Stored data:
——

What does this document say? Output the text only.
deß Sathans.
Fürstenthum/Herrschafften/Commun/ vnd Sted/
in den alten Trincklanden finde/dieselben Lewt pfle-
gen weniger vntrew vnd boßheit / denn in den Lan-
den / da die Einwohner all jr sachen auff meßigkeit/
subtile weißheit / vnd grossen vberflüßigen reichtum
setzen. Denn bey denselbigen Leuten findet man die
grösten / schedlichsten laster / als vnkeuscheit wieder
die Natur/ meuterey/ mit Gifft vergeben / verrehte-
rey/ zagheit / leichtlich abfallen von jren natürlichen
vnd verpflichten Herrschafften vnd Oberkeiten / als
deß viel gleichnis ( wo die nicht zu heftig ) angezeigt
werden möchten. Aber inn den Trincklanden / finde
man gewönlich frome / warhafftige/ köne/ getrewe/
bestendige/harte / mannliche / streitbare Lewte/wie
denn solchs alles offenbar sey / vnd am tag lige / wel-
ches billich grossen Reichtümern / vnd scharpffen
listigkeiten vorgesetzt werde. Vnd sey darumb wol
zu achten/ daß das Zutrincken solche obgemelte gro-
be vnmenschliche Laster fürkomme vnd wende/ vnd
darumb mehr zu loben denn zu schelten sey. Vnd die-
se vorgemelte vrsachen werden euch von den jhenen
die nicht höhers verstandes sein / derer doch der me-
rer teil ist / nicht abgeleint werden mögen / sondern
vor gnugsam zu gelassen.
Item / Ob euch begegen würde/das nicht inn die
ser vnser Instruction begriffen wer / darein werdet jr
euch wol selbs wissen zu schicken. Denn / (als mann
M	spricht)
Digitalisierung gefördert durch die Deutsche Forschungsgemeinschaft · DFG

——

Display every line of the listing that contains the string "darumb".

- _Solution below_:
listigkeiten vorgesetzt werde. Vnd sey darumb wol
darumb mehr zu loben denn zu schelten sey. Vnd die-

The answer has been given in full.